> [Exercise brief] In the data below, locate each line with the word "describing" and list it.

Dataset records:
## BEGIN
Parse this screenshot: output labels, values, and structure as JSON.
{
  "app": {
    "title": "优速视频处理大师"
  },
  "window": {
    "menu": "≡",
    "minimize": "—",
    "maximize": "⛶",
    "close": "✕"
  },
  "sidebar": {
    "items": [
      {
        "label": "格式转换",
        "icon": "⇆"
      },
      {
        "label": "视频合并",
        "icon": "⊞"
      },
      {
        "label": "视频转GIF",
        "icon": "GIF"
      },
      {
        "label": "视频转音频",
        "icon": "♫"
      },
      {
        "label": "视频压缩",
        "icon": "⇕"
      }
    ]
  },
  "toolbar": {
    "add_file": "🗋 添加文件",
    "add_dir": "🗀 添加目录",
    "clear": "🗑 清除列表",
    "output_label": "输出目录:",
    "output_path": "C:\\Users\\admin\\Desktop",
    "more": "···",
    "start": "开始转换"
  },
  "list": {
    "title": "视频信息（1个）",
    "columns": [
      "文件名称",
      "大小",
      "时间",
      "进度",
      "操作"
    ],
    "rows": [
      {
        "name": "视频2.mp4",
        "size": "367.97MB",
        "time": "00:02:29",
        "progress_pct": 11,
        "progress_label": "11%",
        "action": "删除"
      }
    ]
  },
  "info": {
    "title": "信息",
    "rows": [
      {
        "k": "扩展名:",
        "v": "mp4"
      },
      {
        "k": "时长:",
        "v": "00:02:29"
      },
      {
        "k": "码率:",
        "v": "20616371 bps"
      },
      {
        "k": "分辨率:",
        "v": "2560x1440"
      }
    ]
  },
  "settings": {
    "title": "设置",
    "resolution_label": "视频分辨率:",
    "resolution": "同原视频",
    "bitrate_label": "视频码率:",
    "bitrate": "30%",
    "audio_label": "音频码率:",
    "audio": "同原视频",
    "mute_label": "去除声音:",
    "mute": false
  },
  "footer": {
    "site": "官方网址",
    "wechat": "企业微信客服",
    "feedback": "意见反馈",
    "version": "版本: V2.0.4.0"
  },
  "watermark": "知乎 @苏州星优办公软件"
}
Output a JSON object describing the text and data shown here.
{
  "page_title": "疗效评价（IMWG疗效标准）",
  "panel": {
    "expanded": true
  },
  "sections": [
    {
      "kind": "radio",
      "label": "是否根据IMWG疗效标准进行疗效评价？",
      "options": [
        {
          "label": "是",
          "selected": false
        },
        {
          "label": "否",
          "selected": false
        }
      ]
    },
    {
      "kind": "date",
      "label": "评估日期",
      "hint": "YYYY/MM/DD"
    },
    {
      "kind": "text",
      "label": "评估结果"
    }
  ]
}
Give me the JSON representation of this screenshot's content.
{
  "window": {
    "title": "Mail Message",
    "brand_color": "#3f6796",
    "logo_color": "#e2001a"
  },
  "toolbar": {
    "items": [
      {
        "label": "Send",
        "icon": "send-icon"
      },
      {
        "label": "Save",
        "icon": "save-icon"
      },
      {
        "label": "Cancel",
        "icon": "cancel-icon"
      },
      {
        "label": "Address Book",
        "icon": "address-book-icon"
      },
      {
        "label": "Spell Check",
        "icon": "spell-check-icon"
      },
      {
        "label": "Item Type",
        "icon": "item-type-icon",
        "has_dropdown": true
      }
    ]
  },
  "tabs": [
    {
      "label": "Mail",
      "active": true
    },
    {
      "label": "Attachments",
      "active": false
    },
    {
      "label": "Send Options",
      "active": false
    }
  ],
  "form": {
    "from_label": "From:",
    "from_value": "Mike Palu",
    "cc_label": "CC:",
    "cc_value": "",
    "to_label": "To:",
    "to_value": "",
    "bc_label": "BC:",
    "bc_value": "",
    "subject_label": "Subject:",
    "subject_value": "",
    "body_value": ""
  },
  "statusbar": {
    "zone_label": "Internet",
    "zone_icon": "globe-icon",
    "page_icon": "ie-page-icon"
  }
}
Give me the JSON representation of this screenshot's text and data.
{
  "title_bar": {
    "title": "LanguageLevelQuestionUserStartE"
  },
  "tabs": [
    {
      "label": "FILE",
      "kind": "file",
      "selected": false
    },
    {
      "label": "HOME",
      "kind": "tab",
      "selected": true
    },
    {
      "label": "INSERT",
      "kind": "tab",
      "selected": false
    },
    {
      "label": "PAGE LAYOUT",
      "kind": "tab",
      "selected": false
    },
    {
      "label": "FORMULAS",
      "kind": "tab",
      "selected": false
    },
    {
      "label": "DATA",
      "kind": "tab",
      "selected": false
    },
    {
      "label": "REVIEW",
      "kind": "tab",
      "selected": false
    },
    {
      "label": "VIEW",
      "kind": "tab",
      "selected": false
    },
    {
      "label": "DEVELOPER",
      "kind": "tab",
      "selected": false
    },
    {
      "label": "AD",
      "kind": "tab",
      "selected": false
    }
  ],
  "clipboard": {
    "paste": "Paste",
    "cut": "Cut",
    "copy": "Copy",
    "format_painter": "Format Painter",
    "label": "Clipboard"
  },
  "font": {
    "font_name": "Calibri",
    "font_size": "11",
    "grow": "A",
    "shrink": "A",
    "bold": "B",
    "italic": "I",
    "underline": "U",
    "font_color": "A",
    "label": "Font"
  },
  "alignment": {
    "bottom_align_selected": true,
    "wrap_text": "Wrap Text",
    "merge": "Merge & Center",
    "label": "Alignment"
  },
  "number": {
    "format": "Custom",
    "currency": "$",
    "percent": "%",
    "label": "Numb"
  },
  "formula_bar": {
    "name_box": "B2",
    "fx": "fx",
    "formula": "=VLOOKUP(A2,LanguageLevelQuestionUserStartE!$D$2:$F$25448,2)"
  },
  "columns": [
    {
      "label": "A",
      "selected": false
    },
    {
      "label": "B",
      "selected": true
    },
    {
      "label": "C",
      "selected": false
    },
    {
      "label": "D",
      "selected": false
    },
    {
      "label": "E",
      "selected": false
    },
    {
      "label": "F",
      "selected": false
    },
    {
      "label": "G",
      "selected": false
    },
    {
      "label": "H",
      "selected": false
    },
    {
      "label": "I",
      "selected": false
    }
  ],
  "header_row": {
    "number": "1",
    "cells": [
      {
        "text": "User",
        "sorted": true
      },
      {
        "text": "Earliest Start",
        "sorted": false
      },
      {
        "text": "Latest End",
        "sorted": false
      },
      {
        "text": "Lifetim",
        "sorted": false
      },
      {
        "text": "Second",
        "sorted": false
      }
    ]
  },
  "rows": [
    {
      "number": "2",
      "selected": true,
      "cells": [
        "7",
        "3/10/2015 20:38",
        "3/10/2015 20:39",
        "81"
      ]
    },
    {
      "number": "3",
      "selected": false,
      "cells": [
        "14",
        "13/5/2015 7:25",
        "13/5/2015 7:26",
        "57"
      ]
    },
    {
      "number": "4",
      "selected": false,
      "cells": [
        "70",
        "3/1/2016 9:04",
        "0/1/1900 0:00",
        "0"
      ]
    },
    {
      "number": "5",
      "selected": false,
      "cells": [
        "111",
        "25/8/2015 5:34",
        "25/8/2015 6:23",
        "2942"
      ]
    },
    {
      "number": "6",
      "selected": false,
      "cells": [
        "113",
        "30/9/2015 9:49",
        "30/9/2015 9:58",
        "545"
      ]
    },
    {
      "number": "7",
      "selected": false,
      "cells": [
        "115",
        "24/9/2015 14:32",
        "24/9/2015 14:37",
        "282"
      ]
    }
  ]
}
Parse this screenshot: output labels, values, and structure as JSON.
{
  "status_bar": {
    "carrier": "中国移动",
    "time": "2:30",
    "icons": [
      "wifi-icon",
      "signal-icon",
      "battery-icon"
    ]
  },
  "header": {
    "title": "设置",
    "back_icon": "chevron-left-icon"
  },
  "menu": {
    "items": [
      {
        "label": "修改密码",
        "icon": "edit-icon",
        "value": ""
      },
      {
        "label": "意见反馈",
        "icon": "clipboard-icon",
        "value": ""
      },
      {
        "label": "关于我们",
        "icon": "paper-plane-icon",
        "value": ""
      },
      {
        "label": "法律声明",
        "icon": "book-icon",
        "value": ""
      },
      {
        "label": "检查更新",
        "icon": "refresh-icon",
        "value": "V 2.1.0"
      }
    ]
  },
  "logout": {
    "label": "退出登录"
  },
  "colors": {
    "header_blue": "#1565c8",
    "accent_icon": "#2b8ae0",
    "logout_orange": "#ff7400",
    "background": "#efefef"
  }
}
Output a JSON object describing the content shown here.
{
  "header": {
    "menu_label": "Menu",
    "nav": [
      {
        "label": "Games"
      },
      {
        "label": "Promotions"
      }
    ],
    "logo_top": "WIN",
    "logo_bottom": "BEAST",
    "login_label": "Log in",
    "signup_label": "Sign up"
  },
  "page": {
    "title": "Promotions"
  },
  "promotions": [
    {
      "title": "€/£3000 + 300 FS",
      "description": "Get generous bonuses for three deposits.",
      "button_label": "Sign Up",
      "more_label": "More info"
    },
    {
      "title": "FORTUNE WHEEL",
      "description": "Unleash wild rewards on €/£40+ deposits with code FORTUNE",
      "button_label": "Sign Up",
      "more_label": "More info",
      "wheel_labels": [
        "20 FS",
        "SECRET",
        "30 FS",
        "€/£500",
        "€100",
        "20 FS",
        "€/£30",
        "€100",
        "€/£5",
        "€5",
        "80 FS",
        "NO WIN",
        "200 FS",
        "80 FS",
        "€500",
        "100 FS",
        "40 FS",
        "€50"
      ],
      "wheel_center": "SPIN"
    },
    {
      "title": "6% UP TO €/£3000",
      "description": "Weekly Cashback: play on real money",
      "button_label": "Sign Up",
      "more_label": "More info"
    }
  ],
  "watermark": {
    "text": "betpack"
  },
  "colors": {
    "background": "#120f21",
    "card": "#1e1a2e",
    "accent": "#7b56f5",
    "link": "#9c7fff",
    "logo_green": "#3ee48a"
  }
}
## END
> [Exercise solution]
Output a JSON object describing the text and data shown here.
Output a JSON object describing the content shown here.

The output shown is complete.